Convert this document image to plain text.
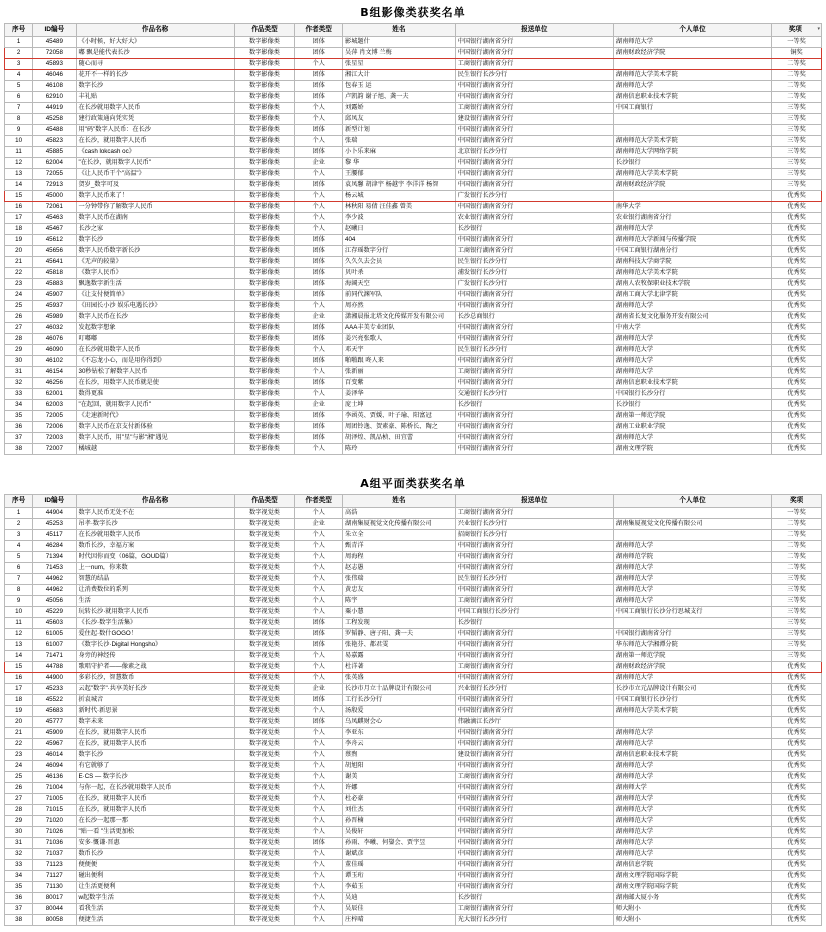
B组影像类获奖名单
序号	ID编号	作品名称	作品类型	作者类型	姓名	报送单位	个人单位	奖项 ▾

1	45489	《小时候，好大好大》	数字影像类	团体	影城题什	中国银行湖南省分行	湖南师范大学	一等奖
2	72058	嘟 飘是能代表长沙	数字影像类	团体	吴萍 肖文博 兰梅	中国银行湖南省分行	湖南财政经济学院	铜奖
3	45893	随心而寻	数字影像类	个人	张星星	工商银行湖南省分行		二等奖
4	46046	花开不一样的长沙	数字影像类	团体	湘江大计	民生银行长沙分行	湖南师范大学美术学院	二等奖
5	46108	数字长沙	数字影像类	团体	包春玉 运	中国银行湖南省分行	湖南师范大学	二等奖
6	62910	丰礼贴	数字影像类	团体	卢凯韵 谢子旭、龚一夫	中国银行湖南省分行	湖南信息职业技术学院	二等奖
7	44919	在长沙就用数字人民币	数字影像类	个人	刘露娇	工商银行湖南省分行	中国工商银行	三等奖
8	45258	建行政策通向凭实凭	数字影像类	个人	邱凤友	建设银行湖南省分行		三等奖
9	45488	用"码"数字人民币：在长沙	数字影像类	团体	新型计划	中国银行湖南省分行		三等奖
10	45823	在长沙，就用数字人民币	数字影像类	个人	张瑞	中国银行湖南省分行	湖南师范大学美术学院	三等奖
11	45885	《cash lokcash oc》	数字影像类	团体	小卜乐来麻	北京银行长沙分行	湖南师范大学网络学院	三等奖
12	62004	"在长沙，就用数字人民币"	数字影像类	企业	黎 华	中国银行湖南省分行	长沙银行	三等奖
13	72055	《让人民币干个"高温"》	数字影像类	个人	王腰郁	中国银行湖南省分行	湖南师范大学美术学院	三等奖
14	72913	贺岁_数字可及	数字影像类	团体	袁凤馨 胡津宇 杨越宇 李洋洋 杨智	中国银行湖南省分行	湖南财政经济学院	三等奖
15	45000	数字人民币来了！	数字影像类	个人	杨云城	广发银行长沙分行		优秀奖
16	72061	一分钟带你了解数字人民币	数字影像类	个人	林秋阳 易倩 汪佳鑫 曾美	中国银行湖南省分行	南华大学	优秀奖
17	45463	数字人民币在湖南	数字影像类	个人	李少波	农业银行湖南省分行	农业银行湖南省分行	优秀奖
18	45467	长沙之家	数字影像类	个人	赵曦日	长沙银行	湖南师范大学	优秀奖
19	45612	数字长沙	数字影像类	团体	404	中国银行湖南省分行	湖南师范大学新闻与传播学院	优秀奖
20	45656	数字人民币数字新长沙	数字影像类	团体	江存瑶数字分行	工商银行湖南省分行	中国工商银行湖南分行	优秀奖
21	45641	《无声的较量》	数字影像类	团体	久久久去会员	民生银行长沙分行	湖南科技大学商学院	优秀奖
22	45818	《数字人民币》	数字影像类	团体	贝叶杀	浦发银行长沙分行	湖南师范大学美术学院	优秀奖
23	45883	飘逸数字新生活	数字影像类	团体	海阔天空	广发银行长沙分行	湖南人农牧保职业技术学院	优秀奖
24	45907	《让支付便简单》	数字影像类	团体	前同代渊军队	中国银行湖南省分行	湖南工商大学北津学院	优秀奖
25	45937	《田园长小沙 娱乐电遇长沙》	数字影像类	个人	周亦然	中国银行湖南省分行	湖南师范大学	优秀奖
26	45989	数字人民币在长沙	数字影像类	企业	潇湘晨报北塔文化传媒开发有限公司	长沙总商银行	湖南省长复文化服务开发有限公司	优秀奖
27	46032	发起数字想象	数字影像类	团体	AAA丰美专业团队	中国银行湖南省分行	中南大学	优秀奖
28	46076	叮嘟嘟	数字影像类	团体	姜兴亮张歌人	中国银行湖南省分行	湖南师范大学	优秀奖
29	46090	在长沙就用数字人民币	数字影像类	个人	邓天宇	民生银行长沙分行	湖南师范大学	优秀奖
30	46102	《不忘龙小心，而是用你得到》	数字影像类	团体	啪啪跟 咚人来	中国银行湖南省分行	湖南师范大学	优秀奖
31	46154	30秒钻松了解数字人民币	数字影像类	个人	张新丽	工商银行湖南省分行	湖南师范大学	优秀奖
32	46256	在长沙，用数字人民币就是使	数字影像类	团体	百变紫	中国银行湖南省分行	湖南信息职业技术学院	优秀奖
33	62001	数得更准	数字影像类	个人	姜泽华	交通银行长沙分行	中国银行长沙分行	优秀奖
34	62003	"在起回，就用数字人民币"	数字影像类	企业	庞士坤	长沙银行	长沙银行	优秀奖
35	72005	《走速新时代》	数字影像类	团体	李函英、贾媛、叶子瑜、阳富冠	中国银行湖南省分行	湖南第一师范学院	优秀奖
36	72006	数字人民币在京支付新体验	数字影像类	团体	周团铃逸、贺素豪、陈桥长、陶之	中国银行湖南省分行	湖南工业职业学院	优秀奖
37	72003	数字人民币，用"星"与影"湘"遇见	数字影像类	团体	胡泽煌、凯品桢、田宜蕾	中国银行湖南省分行	湖南师范大学	优秀奖
38	72007	橘城越	数字影像类	个人	陈玲	中国银行湖南省分行	湖南文理学院	优秀奖
A组平面类获奖名单
序号	ID编号	作品名称	作品类型	作者类型	姓名	报送单位	个人单位	奖项
1	44904	数字人民币无处不在	数字视觉类	个人	高浩	工商银行湖南省分行		一等奖
2	45253	吊孝·数字长沙	数字视觉类	企业	湖南集厦视觉文化传播有限公司	兴业银行长沙分行	湖南集厦视觉文化传播有限公司	二等奖
3	45117	在长沙就用数字人民币	数字视觉类	个人	朱立全	招商银行长沙分行		二等奖
4	46284	数币长沙，幸福方案	数字视觉类	个人	甄青洋	中国银行湖南省分行	湖南师范大学	二等奖
5	71394	时代因你而变（06篇，GOUD篇）	数字视觉类	个人	周海程	中国银行湖南省分行	湖南师范学院	二等奖
6	71453	上一num，你来数	数字视觉类	个人	赵志愚	中国银行湖南省分行	湖南师范大学	二等奖
7	44962	智慧的结晶	数字视觉类	个人	张伟瑞	民生银行长沙分行	湖南师范大学	三等奖
8	44962	让消费数位的系列	数字视觉类	个人	黄忠友	中国银行湖南省分行	湖南师范大学	三等奖
9	45056	生活	数字视觉类	个人	陈宇	工商银行湖南省分行	湖南师范大学	三等奖
10	45229	玩转长沙·就用数字人民币	数字视觉类	个人	粟小慧	中国工商银行长沙分行	中国工商银行长沙分行思城支行	三等奖
11	45603	《长沙·数字生活集》	数字视觉类	团体	工程发现	长沙银行		三等奖
12	61005	爱住起·数什GOGO！	数字视觉类	团体	罗韬静、唐子阳、龚一夫	中国银行湖南省分行	中国银行湖南省分行	三等奖
13	61007	《数字长沙·Digital Hongsho》	数字视觉类	团体	张艳芬、都君雯	中国银行湖南省分行	华东师范大学湘潭分院	三等奖
14	71471	身旁的神经传	数字视觉类	个人	易嘉露	中国银行湖南省分行	湖南第一师范学院	三等奖
15	44788	歌唱守护者——像素之战	数字视觉类	个人	杜洋著	工商银行湖南省分行	湖南财政经济学院	优秀奖
16	44900	多彩长沙，智慧数币	数字视觉类	个人	张英盛	中国银行湖南省分行	湖南师范大学	优秀奖
17	45233	云起"数字"·共享美好长沙	数字视觉类	企业	长沙市月立十品牌设计有限公司	兴业银行长沙分行	长沙市立元品牌设计有限公司	优秀奖
18	45522	折袁城音	数字视觉类	团体	工行长沙分行	中国银行湖南省分行	中国工商银行长沙分行	优秀奖
19	45683	新时代·新思景	数字视觉类	个人	汤殷爱	中国银行湖南省分行	湖南师范大学美术学院	优秀奖
20	45777	数字未来	数字视觉类	团体	乌凤麒财会心	伟融滴江长沙厅		优秀奖
21	45909	在长沙，就用数字人民币	数字视觉类	个人	李亚东	中国银行湖南省分行	湖南师范大学	优秀奖
22	45967	在长沙，就用数字人民币	数字视觉类	个人	李舟云	中国银行湖南省分行	湖南师范大学	优秀奖
23	46014	数字长沙	数字视觉类	个人	蔡煦	建设银行湖南省分行	湖南信息职业技术学院	优秀奖
24	46094	有它就够了	数字视觉类	个人	胡旭阳	中国银行湖南省分行	湖南师范大学	优秀奖
25	46136	E·CS — 数字长沙	数字视觉类	个人	谢美	工商银行湖南省分行	湖南师范大学	优秀奖
26	71004	与你一起，在长沙就用数字人民币	数字视觉类	个人	许娜	中国银行湖南省分行	湖南师大学	优秀奖
27	71005	在长沙，就用数字人民币	数字视觉类	个人	杜必豪	中国银行湖南省分行	湖南师范大学	优秀奖
28	71015	在长沙，就用数字人民币	数字视觉类	个人	刘仕杰	中国银行湖南省分行	湖南师范大学	优秀奖
29	71020	在长沙一起那一那	数字视觉类	个人	孙晋楠	中国银行湖南省分行	湖南师范大学	优秀奖
30	71026	"贴一看 "生活更加松	数字视觉类	个人	吴俊轩	中国银行湖南省分行	湖南师范大学	优秀奖
31	71036	安多·慨谦·晋惠	数字视觉类	团体	孙雨、李曦、何鋆会、贾宇昱	中国银行湖南省分行	湖南师范大学	优秀奖
32	71037	数币长沙	数字视觉类	个人	谢斌彦	中国银行湖南省分行	湖南师范大学	优秀奖
33	71123	便便便	数字视觉类	个人	董佳瑶	中国银行湖南省分行	湖南信息学院	优秀奖
34	71127	碰出便利	数字视觉类	个人	谭玉珩	中国银行湖南省分行	湖南文理学院国际学院	优秀奖
35	71130	让生活更便利	数字视觉类	个人	李茹玉	中国银行湖南省分行	湖南文理学院国际学院	优秀奖
36	80017	w起数字生活	数字视觉类	个人	吴迪	长沙银行	湖南邮大厦小务	优秀奖
37	80044	看我生活	数字视觉类	个人	吴辰佳	工商银行湖南省分行	师大附小	优秀奖
38	80058	便捷生活	数字视觉类	个人	庄梓晴	光大银行长沙分行	师大附小	优秀奖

┄┄┄┄┄┄┄┄┄┄┄┄┄┄┄┄┄┄┄┄

■ **WORK TO DO**
Go through the data above and find the lines with the word "民生银行长沙分行". Copy each of those lines.

■ **SOLUTION TO THIS TASK**
4	46046	花开不一样的长沙	数字影像类	团体	湘江大计	民生银行长沙分行	湖南师范大学美术学院	二等奖
21	45641	《无声的较量》	数字影像类	团体	久久久去会员	民生银行长沙分行	湖南科技大学商学院	优秀奖
29	46090	在长沙就用数字人民币	数字影像类	个人	邓天宇	民生银行长沙分行	湖南师范大学	优秀奖
7	44962	智慧的结晶	数字视觉类	个人	张伟瑞	民生银行长沙分行	湖南师范大学	三等奖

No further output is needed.